= What to do =
Wherever the word "RTSP" appears in a line, copy that line.

* * *

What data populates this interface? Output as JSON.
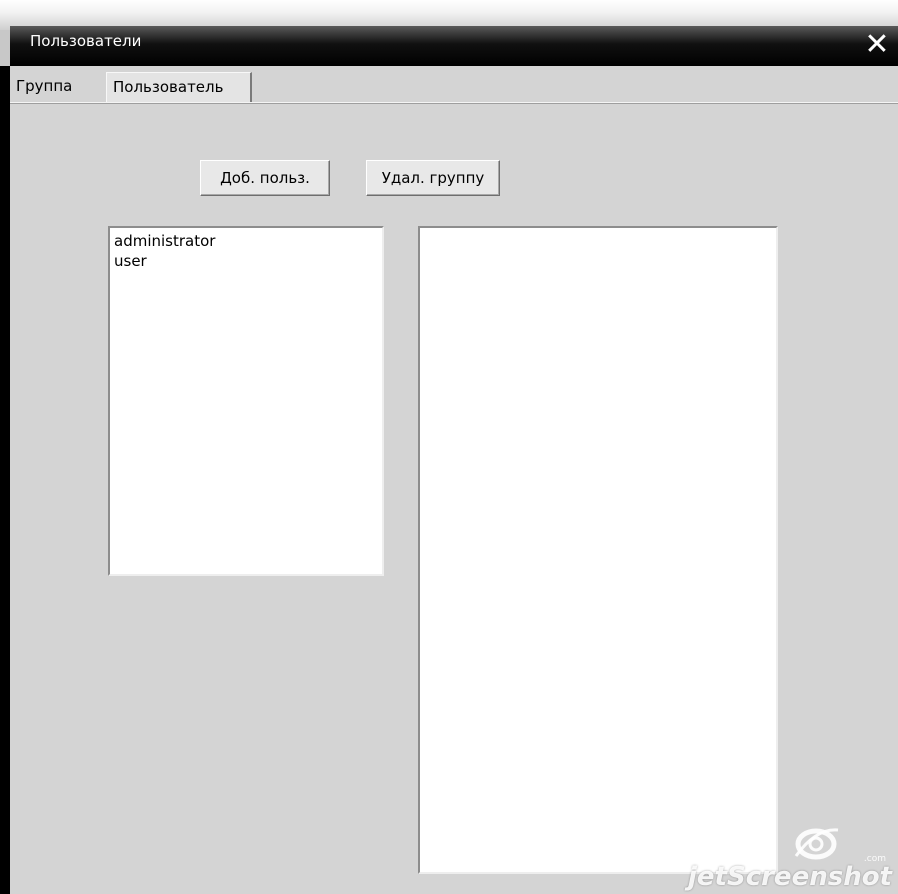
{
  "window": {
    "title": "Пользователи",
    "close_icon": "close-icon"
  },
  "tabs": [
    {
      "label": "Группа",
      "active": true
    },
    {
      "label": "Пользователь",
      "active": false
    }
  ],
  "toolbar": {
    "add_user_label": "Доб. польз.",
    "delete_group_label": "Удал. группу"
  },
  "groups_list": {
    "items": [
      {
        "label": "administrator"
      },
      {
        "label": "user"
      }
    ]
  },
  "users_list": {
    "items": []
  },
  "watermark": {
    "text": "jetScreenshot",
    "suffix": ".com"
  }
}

* * *

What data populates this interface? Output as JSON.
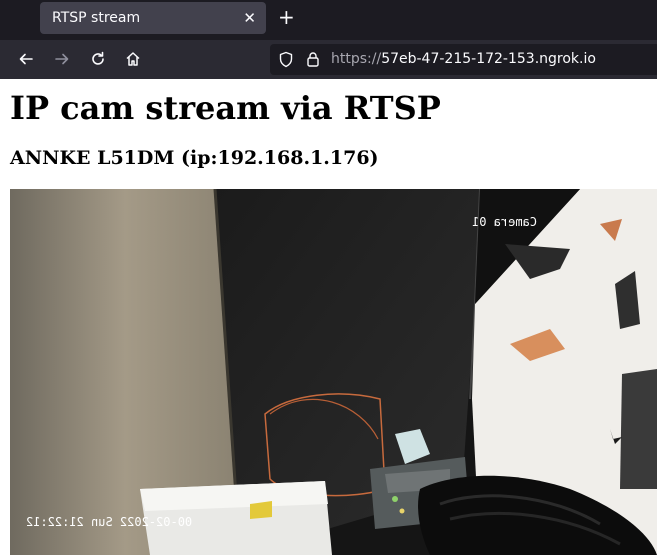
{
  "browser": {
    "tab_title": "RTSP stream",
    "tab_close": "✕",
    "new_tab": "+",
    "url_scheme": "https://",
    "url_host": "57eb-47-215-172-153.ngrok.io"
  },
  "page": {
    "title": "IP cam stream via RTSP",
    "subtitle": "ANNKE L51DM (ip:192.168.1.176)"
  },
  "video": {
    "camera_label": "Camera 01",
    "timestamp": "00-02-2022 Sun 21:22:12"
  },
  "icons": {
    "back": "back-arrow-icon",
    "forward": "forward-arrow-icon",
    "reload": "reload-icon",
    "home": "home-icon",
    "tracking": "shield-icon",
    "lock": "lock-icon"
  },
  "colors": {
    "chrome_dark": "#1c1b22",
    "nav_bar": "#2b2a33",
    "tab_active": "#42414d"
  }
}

* * *

= Correct response =
    "tab_title": "RTSP stream",
    "title": "IP cam stream via RTSP",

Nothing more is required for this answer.